▶ **PROBLEM TO SOLVE**:
Set the following entries down again exactly, line by line.

▶ **AVAILABLE RECORDS**:
****************
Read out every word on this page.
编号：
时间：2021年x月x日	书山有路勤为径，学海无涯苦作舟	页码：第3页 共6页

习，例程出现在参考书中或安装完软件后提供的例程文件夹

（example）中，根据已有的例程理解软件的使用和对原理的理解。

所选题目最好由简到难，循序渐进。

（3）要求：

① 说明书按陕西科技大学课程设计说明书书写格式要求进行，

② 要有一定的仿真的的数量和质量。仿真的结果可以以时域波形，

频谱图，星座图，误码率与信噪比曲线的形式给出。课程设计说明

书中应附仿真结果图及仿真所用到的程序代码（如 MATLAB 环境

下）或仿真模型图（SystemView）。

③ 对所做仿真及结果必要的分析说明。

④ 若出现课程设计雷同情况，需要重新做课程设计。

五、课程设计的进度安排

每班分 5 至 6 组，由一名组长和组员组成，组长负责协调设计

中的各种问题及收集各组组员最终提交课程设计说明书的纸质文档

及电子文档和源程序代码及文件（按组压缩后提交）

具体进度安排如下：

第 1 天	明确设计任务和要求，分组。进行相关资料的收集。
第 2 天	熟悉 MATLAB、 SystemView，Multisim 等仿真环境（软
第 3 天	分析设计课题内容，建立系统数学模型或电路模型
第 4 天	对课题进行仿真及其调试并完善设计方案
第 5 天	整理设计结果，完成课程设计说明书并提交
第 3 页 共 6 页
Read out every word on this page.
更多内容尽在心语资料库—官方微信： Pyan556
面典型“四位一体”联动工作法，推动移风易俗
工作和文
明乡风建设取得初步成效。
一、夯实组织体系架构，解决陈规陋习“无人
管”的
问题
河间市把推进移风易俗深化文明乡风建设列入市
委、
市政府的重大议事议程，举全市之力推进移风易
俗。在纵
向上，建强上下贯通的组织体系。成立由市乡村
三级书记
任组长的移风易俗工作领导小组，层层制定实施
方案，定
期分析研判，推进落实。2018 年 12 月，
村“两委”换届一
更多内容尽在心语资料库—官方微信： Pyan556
****************
▶ **CORRECT RESULT**:
Read out every word on this page.
编号：
时间：2021年x月x日	书山有路勤为径，学海无涯苦作舟	页码：第3页 共6页

习，例程出现在参考书中或安装完软件后提供的例程文件夹

（example）中，根据已有的例程理解软件的使用和对原理的理解。

所选题目最好由简到难，循序渐进。

（3）要求：

① 说明书按陕西科技大学课程设计说明书书写格式要求进行，

② 要有一定的仿真的的数量和质量。仿真的结果可以以时域波形，

频谱图，星座图，误码率与信噪比曲线的形式给出。课程设计说明

书中应附仿真结果图及仿真所用到的程序代码（如 MATLAB 环境

下）或仿真模型图（SystemView）。

③ 对所做仿真及结果必要的分析说明。

④ 若出现课程设计雷同情况，需要重新做课程设计。

五、课程设计的进度安排

每班分 5 至 6 组，由一名组长和组员组成，组长负责协调设计

中的各种问题及收集各组组员最终提交课程设计说明书的纸质文档

及电子文档和源程序代码及文件（按组压缩后提交）

具体进度安排如下：

第 1 天	明确设计任务和要求，分组。进行相关资料的收集。
第 2 天	熟悉 MATLAB、 SystemView，Multisim 等仿真环境（软
第 3 天	分析设计课题内容，建立系统数学模型或电路模型
第 4 天	对课题进行仿真及其调试并完善设计方案
第 5 天	整理设计结果，完成课程设计说明书并提交
第 3 页 共 6 页
Read out every word on this page.
更多内容尽在心语资料库—官方微信： Pyan556
面典型“四位一体”联动工作法，推动移风易俗
工作和文
明乡风建设取得初步成效。
一、夯实组织体系架构，解决陈规陋习“无人
管”的
问题
河间市把推进移风易俗深化文明乡风建设列入市
委、
市政府的重大议事议程，举全市之力推进移风易
俗。在纵
向上，建强上下贯通的组织体系。成立由市乡村
三级书记
任组长的移风易俗工作领导小组，层层制定实施
方案，定
期分析研判，推进落实。2018 年 12 月，
村“两委”换届一
更多内容尽在心语资料库—官方微信： Pyan556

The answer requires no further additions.